◆ **Excerpt from a dataset**:
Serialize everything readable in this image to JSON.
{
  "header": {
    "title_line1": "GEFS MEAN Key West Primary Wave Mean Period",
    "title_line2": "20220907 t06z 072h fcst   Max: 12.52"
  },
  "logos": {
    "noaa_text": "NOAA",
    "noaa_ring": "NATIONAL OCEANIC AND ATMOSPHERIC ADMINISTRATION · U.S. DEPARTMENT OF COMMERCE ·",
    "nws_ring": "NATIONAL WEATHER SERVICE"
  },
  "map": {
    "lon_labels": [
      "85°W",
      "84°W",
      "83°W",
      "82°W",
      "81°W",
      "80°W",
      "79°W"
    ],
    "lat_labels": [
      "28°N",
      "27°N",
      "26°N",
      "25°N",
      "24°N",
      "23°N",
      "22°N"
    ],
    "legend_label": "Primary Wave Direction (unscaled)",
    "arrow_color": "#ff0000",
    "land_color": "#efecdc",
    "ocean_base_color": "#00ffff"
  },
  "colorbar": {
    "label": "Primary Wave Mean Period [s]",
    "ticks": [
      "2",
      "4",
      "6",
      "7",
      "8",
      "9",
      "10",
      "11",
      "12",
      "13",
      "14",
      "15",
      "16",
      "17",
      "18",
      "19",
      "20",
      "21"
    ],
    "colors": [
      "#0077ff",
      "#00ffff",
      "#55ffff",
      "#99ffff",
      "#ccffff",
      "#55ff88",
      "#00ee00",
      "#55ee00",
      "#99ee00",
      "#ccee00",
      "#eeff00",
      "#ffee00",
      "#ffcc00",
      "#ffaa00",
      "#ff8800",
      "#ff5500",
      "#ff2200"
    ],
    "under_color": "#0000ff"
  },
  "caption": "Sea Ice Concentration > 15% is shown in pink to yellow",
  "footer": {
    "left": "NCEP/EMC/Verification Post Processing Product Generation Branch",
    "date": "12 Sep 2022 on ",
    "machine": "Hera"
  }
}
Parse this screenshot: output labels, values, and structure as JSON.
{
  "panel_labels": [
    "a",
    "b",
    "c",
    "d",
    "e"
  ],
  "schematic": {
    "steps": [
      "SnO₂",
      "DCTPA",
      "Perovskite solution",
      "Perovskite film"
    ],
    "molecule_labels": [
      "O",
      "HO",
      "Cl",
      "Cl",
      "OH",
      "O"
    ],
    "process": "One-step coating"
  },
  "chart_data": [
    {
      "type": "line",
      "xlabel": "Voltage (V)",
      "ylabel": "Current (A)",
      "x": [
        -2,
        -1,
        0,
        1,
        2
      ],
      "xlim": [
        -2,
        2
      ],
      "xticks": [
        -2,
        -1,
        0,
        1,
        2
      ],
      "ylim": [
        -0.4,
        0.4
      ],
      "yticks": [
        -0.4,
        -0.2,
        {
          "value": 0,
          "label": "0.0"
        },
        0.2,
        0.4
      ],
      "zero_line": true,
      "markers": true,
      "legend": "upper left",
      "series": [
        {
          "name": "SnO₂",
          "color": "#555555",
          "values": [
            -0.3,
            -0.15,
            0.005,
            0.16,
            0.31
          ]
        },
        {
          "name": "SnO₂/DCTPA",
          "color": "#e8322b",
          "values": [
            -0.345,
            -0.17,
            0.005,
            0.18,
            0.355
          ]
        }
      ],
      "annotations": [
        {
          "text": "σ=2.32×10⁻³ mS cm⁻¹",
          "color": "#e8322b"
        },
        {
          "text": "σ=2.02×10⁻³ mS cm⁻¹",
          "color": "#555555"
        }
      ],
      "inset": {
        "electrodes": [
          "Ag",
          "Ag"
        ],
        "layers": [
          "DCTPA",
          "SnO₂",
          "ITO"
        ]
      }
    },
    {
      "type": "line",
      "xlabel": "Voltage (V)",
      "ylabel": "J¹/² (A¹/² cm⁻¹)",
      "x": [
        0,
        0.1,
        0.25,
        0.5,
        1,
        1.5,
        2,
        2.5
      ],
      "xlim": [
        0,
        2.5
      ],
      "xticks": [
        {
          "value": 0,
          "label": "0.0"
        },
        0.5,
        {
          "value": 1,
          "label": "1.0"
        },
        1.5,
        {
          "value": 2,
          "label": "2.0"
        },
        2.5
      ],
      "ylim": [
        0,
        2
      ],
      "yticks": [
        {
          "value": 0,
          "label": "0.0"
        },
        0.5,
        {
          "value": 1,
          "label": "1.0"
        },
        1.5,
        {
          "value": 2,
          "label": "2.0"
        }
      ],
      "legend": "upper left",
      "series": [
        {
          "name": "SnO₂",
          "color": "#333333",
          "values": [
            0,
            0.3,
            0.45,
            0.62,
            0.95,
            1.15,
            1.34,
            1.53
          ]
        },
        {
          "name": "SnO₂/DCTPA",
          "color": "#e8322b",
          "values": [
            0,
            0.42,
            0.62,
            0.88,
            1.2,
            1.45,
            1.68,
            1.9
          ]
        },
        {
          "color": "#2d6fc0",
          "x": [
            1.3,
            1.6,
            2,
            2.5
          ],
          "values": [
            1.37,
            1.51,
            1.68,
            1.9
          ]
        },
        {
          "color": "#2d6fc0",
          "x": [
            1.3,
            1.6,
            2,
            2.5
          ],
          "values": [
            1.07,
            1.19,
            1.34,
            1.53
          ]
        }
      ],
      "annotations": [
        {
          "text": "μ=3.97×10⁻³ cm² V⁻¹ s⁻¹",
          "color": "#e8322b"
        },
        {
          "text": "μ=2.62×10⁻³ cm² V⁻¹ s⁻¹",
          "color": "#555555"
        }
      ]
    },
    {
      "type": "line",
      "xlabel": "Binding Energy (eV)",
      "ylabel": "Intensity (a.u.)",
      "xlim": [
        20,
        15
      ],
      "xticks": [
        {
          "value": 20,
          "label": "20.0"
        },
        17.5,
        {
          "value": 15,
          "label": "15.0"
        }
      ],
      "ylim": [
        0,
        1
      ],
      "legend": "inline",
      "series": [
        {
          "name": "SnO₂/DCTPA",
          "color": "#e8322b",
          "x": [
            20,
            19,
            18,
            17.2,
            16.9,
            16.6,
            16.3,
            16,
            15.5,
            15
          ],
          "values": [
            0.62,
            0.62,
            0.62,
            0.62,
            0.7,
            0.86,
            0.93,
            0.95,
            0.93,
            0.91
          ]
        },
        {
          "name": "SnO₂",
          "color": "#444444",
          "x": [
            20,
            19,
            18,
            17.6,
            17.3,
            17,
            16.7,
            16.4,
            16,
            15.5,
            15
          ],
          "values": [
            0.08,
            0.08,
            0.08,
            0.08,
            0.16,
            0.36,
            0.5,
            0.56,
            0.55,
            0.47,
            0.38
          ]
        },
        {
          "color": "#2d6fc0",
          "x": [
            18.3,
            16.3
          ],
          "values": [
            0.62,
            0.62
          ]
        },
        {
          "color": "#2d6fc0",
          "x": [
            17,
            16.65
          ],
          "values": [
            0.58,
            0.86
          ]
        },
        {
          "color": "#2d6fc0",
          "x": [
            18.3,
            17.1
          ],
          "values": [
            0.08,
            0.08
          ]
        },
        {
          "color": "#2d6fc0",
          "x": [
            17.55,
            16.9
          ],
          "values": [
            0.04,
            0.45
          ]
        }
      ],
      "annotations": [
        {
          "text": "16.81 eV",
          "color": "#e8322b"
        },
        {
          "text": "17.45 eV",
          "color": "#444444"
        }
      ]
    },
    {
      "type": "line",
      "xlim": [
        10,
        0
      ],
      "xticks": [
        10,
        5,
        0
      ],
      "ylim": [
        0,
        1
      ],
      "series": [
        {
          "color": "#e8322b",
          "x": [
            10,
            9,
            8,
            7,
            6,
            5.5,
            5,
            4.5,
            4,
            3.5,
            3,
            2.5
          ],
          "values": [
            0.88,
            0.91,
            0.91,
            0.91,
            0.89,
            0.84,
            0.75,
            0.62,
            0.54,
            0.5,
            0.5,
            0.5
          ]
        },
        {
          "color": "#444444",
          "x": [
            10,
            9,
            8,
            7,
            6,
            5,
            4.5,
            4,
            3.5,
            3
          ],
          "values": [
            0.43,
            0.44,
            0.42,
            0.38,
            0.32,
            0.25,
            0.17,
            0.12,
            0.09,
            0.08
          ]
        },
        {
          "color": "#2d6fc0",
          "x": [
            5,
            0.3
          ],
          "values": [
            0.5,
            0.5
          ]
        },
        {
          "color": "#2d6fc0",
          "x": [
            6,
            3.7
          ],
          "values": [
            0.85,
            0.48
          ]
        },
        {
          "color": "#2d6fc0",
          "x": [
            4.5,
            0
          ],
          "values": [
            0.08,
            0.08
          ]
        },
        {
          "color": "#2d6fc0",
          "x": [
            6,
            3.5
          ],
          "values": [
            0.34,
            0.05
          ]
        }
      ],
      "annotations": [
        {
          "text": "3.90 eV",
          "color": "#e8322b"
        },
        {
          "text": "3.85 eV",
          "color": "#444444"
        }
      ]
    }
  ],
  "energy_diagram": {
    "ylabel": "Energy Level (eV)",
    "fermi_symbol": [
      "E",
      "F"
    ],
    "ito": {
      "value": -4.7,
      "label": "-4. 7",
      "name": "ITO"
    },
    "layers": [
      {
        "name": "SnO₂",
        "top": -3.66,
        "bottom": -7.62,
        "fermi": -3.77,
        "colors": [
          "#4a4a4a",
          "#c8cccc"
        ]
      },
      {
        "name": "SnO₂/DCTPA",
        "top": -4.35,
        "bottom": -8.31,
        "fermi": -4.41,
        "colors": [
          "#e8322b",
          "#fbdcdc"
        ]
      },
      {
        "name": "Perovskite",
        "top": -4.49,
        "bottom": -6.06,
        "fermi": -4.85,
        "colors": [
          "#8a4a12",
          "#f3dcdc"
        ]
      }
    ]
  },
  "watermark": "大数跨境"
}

◆ **STATED GOAL**:
Lines from the records above that hold "Perovskite" are the ones to list.

◆ **ANSWER TO THIS PROBLEM**:
      "Perovskite solution",
      "Perovskite film"
        "name": "Perovskite",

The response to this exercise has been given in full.